- Written task: Return the lines below that carry the word "text".

- Records provided:
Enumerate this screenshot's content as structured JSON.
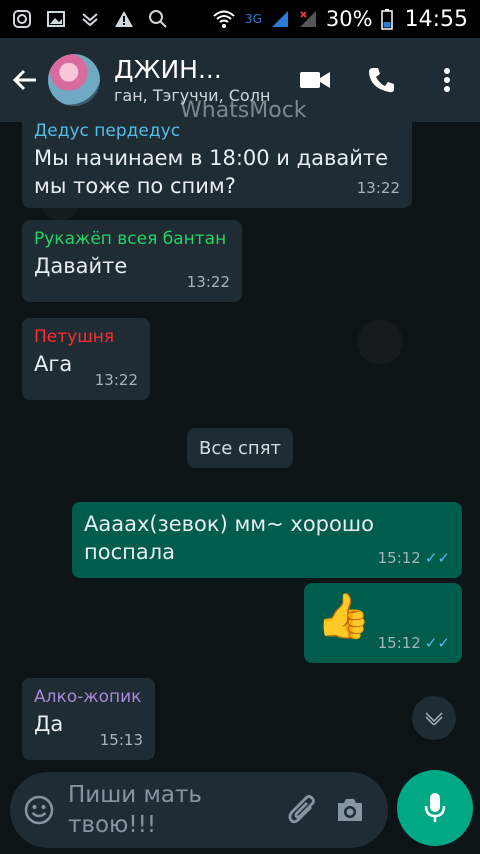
{
  "statusbar": {
    "network": "3G",
    "battery": "30%",
    "time": "14:55"
  },
  "header": {
    "title": "ДЖИН...",
    "subtitle": "ган, Тэгуччи, Солн",
    "watermark": "WhatsMock"
  },
  "messages": [
    {
      "sender": "Дедус пердедус",
      "text": "Мы начинаем в 18:00 и давайте мы тоже по спим?",
      "time": "13:22",
      "sender_color": "#53bdeb"
    },
    {
      "sender": "Рукажёп всея бантан",
      "text": "Давайте",
      "time": "13:22",
      "sender_color": "#25d366"
    },
    {
      "sender": "Петушня",
      "text": "Ага",
      "time": "13:22",
      "sender_color": "#ff2d2d"
    },
    {
      "text": "Ааaax(зевок) мм~ хорошо поспала",
      "time": "15:12",
      "ticks": "✓✓"
    },
    {
      "text": "👍",
      "time": "15:12",
      "ticks": "✓✓"
    },
    {
      "sender": "Алко-жопик",
      "text": "Да",
      "time": "15:13",
      "sender_color": "#a78bda"
    }
  ],
  "system_message": "Все спят",
  "input": {
    "placeholder": "Пиши мать твою!!!"
  }
}
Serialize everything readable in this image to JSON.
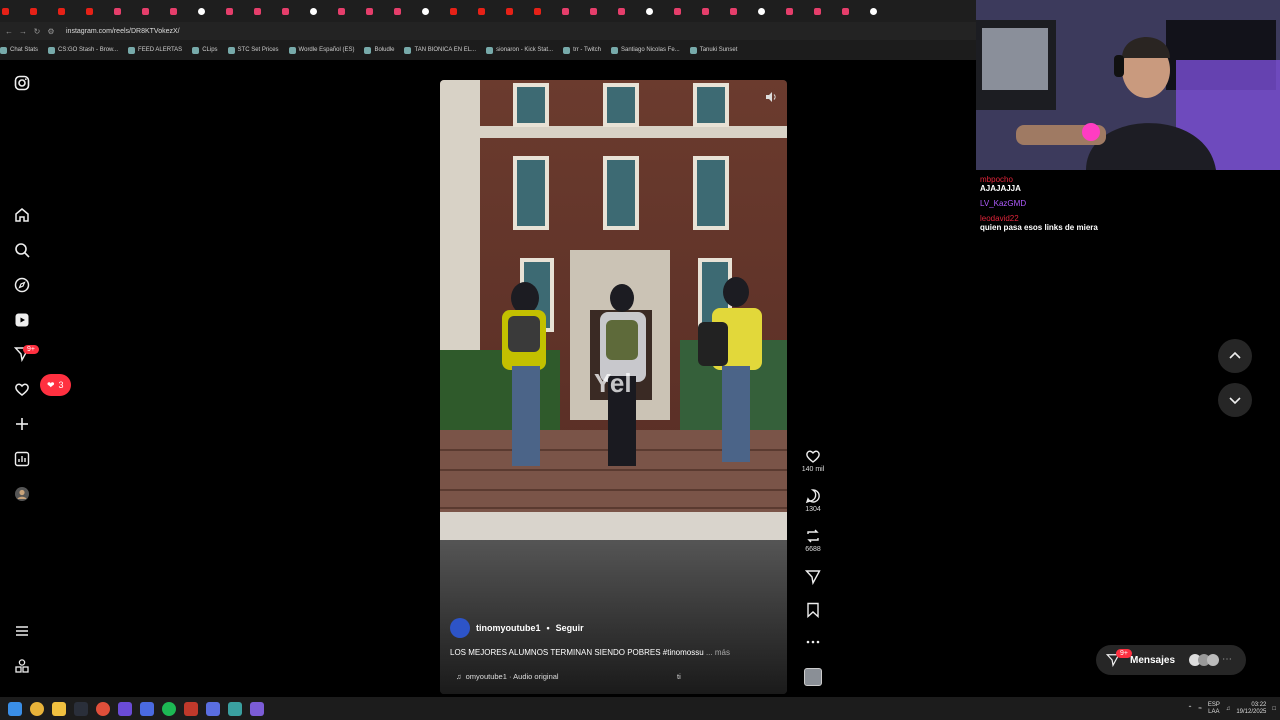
{
  "browser": {
    "url": "instagram.com/reels/DR8KTVokezX/",
    "bookmarks": [
      "Chat Stats",
      "CS:GO Stash - Brow...",
      "FEED ALERTAS",
      "CLips",
      "STC Set Prices",
      "Wordle Español (ES)",
      "Boludle",
      "TAN BIONICA EN EL...",
      "sionaron - Kick Stat...",
      "trr - Twitch",
      "Santiago Nicolas Fe...",
      "Tanuki Sunset"
    ],
    "tab_count": 32
  },
  "sidebar": {
    "explore_badge": "9+",
    "notifications_count": "3"
  },
  "reel": {
    "caption_overlay": "Yel",
    "username": "tinomyoutube1",
    "separator": "•",
    "follow_label": "Seguir",
    "caption": "LOS MEJORES ALUMNOS TERMINAN SIENDO POBRES #tinomossu",
    "more_label": "... más",
    "audio": "omyoutube1 · Audio original",
    "audio_extra": "ti"
  },
  "actions": {
    "likes": "140 mil",
    "comments": "1304",
    "reposts": "6688"
  },
  "chat": {
    "lines": [
      {
        "user": "mbpocho",
        "message": "AJAJAJJA",
        "color": "#e0243a"
      },
      {
        "user": "LV_KazGMD",
        "message": "",
        "color": "#b05cff"
      },
      {
        "user": "leodavid22",
        "message": "quien pasa esos links de miera",
        "color": "#e0243a"
      }
    ]
  },
  "messages": {
    "label": "Mensajes",
    "badge": "9+"
  },
  "taskbar": {
    "lang_top": "ESP",
    "lang_bottom": "LAA",
    "time": "03:22",
    "date": "19/12/2025"
  }
}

- Exercise output:
      "text": "Мы начинаем в 18:00 и давайте мы тоже по спим?",
      "text": "Давайте",
      "text": "Ага",
      "text": "Ааaax(зевок) мм~ хорошо поспала",
      "text": "👍",
      "text": "Да",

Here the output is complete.